## Written task
All of the data should be repeated exactly; pictures are not part of the copy.

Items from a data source
------------------------------

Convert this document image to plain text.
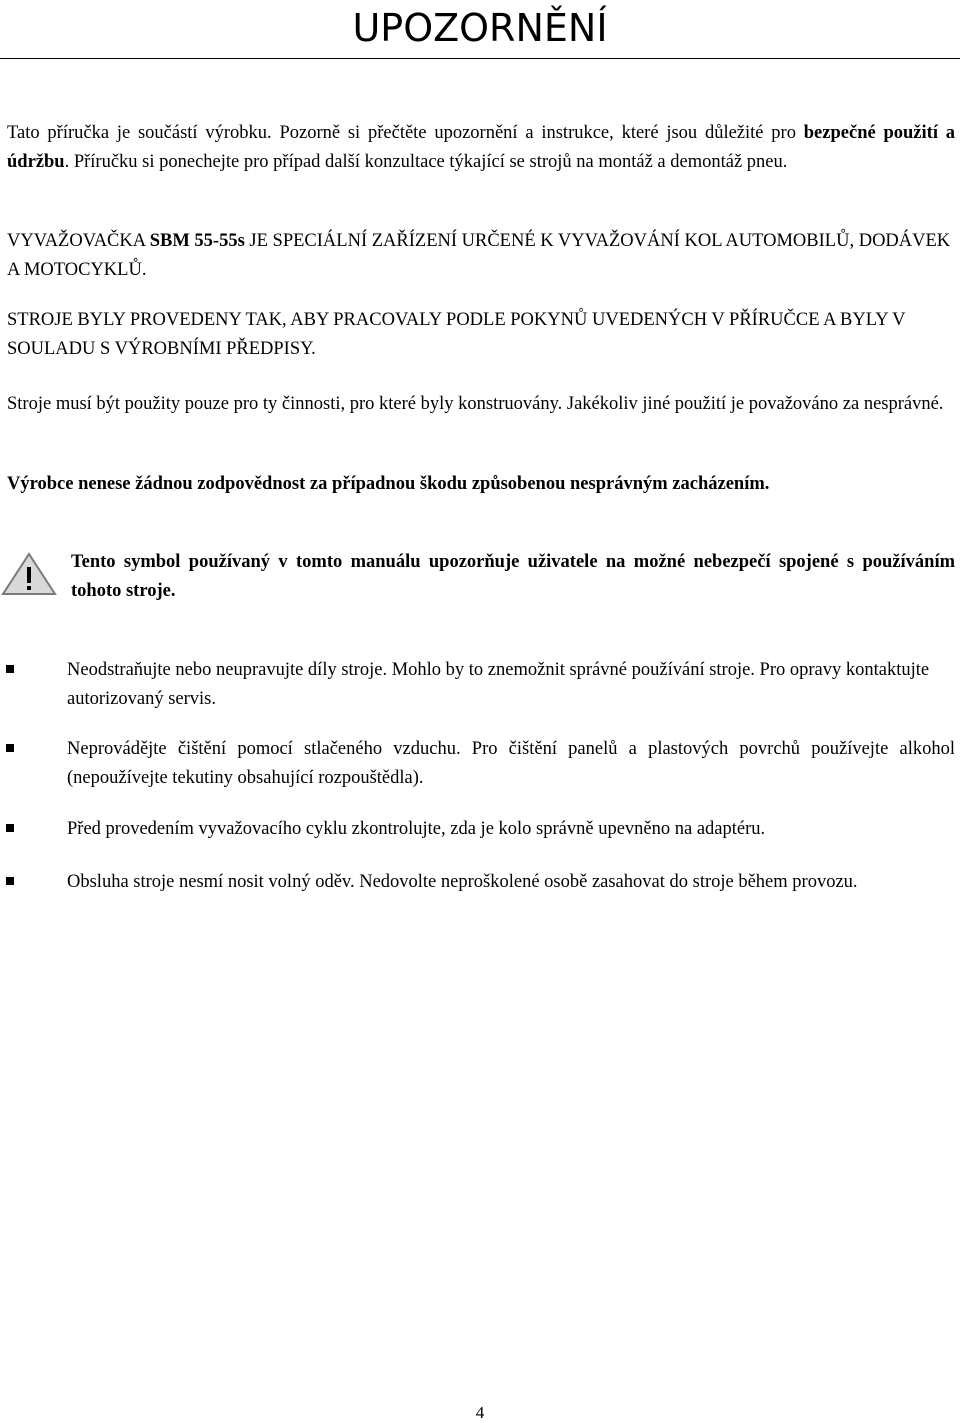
UPOZORNĚNÍ

Tato příručka je součástí výrobku. Pozorně si přečtěte upozornění a instrukce, které jsou důležité pro bezpečné použití a údržbu. Příručku si ponechejte pro případ další konzultace týkající se strojů na montáž a demontáž pneu.

VYVAŽOVAČKA SBM 55-55s JE SPECIÁLNÍ ZAŘÍZENÍ URČENÉ K VYVAŽOVÁNÍ KOL AUTOMOBILŮ, DODÁVEK A MOTOCYKLŮ.

STROJE BYLY PROVEDENY TAK, ABY PRACOVALY PODLE POKYNŮ UVEDENÝCH V PŘÍRUČCE A BYLY V SOULADU S VÝROBNÍMI PŘEDPISY.

Stroje musí být použity pouze pro ty činnosti, pro které byly konstruovány. Jakékoliv jiné použití je považováno za nesprávné.

Výrobce nenese žádnou zodpovědnost za případnou škodu způsobenou nesprávným zacházením.

Tento symbol používaný v tomto manuálu upozorňuje uživatele na možné nebezpečí spojené s používáním tohoto stroje.

Neodstraňujte nebo neupravujte díly stroje. Mohlo by to znemožnit správné používání stroje. Pro opravy kontaktujte autorizovaný servis.

Neprovádějte čištění pomocí stlačeného vzduchu. Pro čištění panelů a plastových povrchů používejte alkohol (nepoužívejte tekutiny obsahující rozpouštědla).

Před provedením vyvažovacího cyklu zkontrolujte, zda je kolo správně upevněno na adaptéru.

Obsluha stroje nesmí nosit volný oděv. Nedovolte neproškolené osobě zasahovat do stroje během provozu.

4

------------------------------

## Solved exercise
Convert this document image to plain text.
UPOZORNĚNÍ

Tato příručka je součástí výrobku. Pozorně si přečtěte upozornění a instrukce, které jsou důležité pro bezpečné použití a údržbu. Příručku si ponechejte pro případ další konzultace týkající se strojů na montáž a demontáž pneu.

VYVAŽOVAČKA SBM 55-55s JE SPECIÁLNÍ ZAŘÍZENÍ URČENÉ K VYVAŽOVÁNÍ KOL AUTOMOBILŮ, DODÁVEK A MOTOCYKLŮ.

STROJE BYLY PROVEDENY TAK, ABY PRACOVALY PODLE POKYNŮ UVEDENÝCH V PŘÍRUČCE A BYLY V SOULADU S VÝROBNÍMI PŘEDPISY.

Stroje musí být použity pouze pro ty činnosti, pro které byly konstruovány. Jakékoliv jiné použití je považováno za nesprávné.

Výrobce nenese žádnou zodpovědnost za případnou škodu způsobenou nesprávným zacházením.

Tento symbol používaný v tomto manuálu upozorňuje uživatele na možné nebezpečí spojené s používáním tohoto stroje.

Neodstraňujte nebo neupravujte díly stroje. Mohlo by to znemožnit správné používání stroje. Pro opravy kontaktujte autorizovaný servis.

Neprovádějte čištění pomocí stlačeného vzduchu. Pro čištění panelů a plastových povrchů používejte alkohol (nepoužívejte tekutiny obsahující rozpouštědla).

Před provedením vyvažovacího cyklu zkontrolujte, zda je kolo správně upevněno na adaptéru.

Obsluha stroje nesmí nosit volný oděv. Nedovolte neproškolené osobě zasahovat do stroje během provozu.

4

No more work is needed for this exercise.